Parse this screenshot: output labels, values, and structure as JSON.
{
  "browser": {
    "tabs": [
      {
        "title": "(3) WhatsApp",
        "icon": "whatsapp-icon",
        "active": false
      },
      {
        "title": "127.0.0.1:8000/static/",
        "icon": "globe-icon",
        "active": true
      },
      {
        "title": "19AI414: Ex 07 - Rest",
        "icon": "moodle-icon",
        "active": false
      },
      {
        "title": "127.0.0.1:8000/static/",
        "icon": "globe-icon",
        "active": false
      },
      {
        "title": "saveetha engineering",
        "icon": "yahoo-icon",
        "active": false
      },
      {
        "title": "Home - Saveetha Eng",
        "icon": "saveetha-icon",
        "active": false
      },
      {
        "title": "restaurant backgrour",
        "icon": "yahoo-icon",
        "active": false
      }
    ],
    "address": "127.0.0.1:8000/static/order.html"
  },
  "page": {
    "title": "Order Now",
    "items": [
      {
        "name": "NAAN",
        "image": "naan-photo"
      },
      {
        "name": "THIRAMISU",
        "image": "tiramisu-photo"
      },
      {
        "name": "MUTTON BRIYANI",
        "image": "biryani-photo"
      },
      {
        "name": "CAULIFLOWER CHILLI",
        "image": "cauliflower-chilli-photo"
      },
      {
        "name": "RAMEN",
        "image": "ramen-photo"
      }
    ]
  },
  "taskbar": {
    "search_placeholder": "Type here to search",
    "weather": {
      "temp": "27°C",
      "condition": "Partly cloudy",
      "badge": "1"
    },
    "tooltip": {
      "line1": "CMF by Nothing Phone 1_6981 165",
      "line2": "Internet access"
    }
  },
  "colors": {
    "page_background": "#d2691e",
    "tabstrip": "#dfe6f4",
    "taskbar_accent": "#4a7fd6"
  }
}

-----

▶ [Task statement]: Every record above must be duplicated exactly.

▶ [Task solution]:
Parse this screenshot: output labels, values, and structure as JSON.
{
  "browser": {
    "tabs": [
      {
        "title": "(3) WhatsApp",
        "icon": "whatsapp-icon",
        "active": false
      },
      {
        "title": "127.0.0.1:8000/static/",
        "icon": "globe-icon",
        "active": true
      },
      {
        "title": "19AI414: Ex 07 - Rest",
        "icon": "moodle-icon",
        "active": false
      },
      {
        "title": "127.0.0.1:8000/static/",
        "icon": "globe-icon",
        "active": false
      },
      {
        "title": "saveetha engineering",
        "icon": "yahoo-icon",
        "active": false
      },
      {
        "title": "Home - Saveetha Eng",
        "icon": "saveetha-icon",
        "active": false
      },
      {
        "title": "restaurant backgrour",
        "icon": "yahoo-icon",
        "active": false
      }
    ],
    "address": "127.0.0.1:8000/static/order.html"
  },
  "page": {
    "title": "Order Now",
    "items": [
      {
        "name": "NAAN",
        "image": "naan-photo"
      },
      {
        "name": "THIRAMISU",
        "image": "tiramisu-photo"
      },
      {
        "name": "MUTTON BRIYANI",
        "image": "biryani-photo"
      },
      {
        "name": "CAULIFLOWER CHILLI",
        "image": "cauliflower-chilli-photo"
      },
      {
        "name": "RAMEN",
        "image": "ramen-photo"
      }
    ]
  },
  "taskbar": {
    "search_placeholder": "Type here to search",
    "weather": {
      "temp": "27°C",
      "condition": "Partly cloudy",
      "badge": "1"
    },
    "tooltip": {
      "line1": "CMF by Nothing Phone 1_6981 165",
      "line2": "Internet access"
    }
  },
  "colors": {
    "page_background": "#d2691e",
    "tabstrip": "#dfe6f4",
    "taskbar_accent": "#4a7fd6"
  }
}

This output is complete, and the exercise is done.